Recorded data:
_ _ _ _ _

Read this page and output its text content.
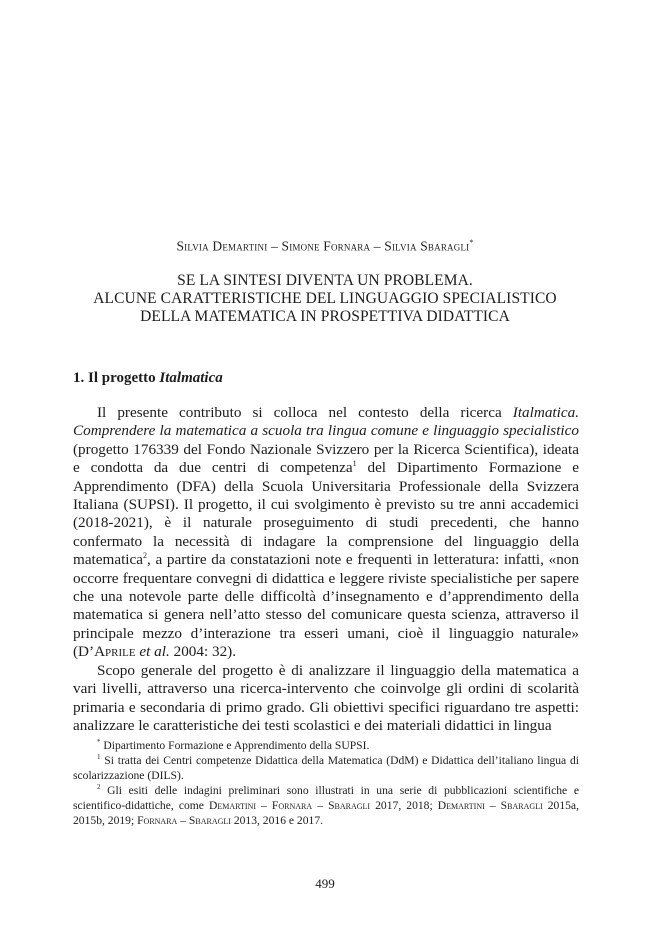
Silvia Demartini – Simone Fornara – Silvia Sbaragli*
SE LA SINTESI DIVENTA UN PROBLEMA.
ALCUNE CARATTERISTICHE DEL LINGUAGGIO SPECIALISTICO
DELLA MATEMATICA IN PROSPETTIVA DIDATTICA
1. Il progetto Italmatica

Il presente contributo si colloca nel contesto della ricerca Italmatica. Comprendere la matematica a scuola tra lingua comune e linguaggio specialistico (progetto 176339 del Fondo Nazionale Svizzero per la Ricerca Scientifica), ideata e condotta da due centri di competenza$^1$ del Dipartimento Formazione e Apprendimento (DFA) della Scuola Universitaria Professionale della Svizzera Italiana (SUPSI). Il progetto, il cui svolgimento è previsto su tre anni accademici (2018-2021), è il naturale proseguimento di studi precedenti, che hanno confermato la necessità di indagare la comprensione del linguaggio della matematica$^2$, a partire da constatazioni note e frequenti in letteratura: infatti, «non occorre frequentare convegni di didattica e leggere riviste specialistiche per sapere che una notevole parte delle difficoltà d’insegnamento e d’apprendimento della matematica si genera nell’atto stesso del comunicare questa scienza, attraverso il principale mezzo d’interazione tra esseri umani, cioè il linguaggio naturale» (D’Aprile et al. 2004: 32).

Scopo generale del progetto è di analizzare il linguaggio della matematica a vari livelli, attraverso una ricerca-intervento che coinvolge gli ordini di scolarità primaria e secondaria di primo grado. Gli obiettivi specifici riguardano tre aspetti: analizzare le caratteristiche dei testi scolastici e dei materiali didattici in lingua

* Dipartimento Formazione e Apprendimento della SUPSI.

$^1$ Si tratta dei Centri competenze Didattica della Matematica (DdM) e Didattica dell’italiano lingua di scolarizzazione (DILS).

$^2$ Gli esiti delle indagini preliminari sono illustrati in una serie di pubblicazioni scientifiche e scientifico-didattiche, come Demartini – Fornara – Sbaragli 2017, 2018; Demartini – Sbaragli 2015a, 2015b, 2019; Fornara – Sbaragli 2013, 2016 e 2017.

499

_ _ _ _ _

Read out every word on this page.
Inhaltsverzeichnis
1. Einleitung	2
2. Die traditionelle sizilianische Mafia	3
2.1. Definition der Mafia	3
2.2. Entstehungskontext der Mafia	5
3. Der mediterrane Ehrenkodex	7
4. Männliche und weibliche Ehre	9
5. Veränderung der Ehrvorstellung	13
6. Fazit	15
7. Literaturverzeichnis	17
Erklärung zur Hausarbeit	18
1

_ _ _ _ _

Find each line that has the word "Sbaragli", then copy it out.

» Full answer:
Silvia Demartini – Simone Fornara – Silvia Sbaragli*
$^2$ Gli esiti delle indagini preliminari sono illustrati in una serie di pubblicazioni scientifiche e scientifico-didattiche, come Demartini – Fornara – Sbaragli 2017, 2018; Demartini – Sbaragli 2015a, 2015b, 2019; Fornara – Sbaragli 2013, 2016 e 2017.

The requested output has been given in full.